OBJECTIVE: Find and copy each line of the records where the string "слово" shows up.

Extracted records:
* * * *

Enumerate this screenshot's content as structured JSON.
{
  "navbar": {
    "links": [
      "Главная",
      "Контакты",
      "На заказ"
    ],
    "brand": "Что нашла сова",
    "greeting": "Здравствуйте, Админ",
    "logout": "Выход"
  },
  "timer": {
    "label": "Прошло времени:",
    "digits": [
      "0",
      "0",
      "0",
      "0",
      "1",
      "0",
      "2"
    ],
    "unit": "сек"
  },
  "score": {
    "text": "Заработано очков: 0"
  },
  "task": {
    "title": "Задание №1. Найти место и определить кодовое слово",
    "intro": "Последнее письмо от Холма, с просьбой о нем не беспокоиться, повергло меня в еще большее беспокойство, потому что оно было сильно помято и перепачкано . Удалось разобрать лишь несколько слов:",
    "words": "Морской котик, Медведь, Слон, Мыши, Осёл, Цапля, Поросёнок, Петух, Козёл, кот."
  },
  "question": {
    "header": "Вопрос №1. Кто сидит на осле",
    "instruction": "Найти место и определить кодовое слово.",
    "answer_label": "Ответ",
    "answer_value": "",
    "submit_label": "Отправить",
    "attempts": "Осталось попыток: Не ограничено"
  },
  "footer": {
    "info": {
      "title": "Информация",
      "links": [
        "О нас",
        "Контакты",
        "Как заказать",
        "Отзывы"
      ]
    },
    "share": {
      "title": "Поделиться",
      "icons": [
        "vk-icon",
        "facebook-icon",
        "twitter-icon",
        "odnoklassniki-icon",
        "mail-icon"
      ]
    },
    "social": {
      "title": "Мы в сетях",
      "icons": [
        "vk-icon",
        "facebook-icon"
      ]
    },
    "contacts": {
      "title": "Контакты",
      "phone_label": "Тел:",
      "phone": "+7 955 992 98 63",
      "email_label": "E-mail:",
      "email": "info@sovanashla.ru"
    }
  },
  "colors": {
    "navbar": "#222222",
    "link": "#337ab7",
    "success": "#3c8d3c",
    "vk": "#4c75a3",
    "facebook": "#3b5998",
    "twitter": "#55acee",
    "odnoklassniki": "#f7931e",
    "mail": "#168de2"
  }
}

* * * *

THE ANSWER:
    "title": "Задание №1. Найти место и определить кодовое слово",
    "instruction": "Найти место и определить кодовое слово.",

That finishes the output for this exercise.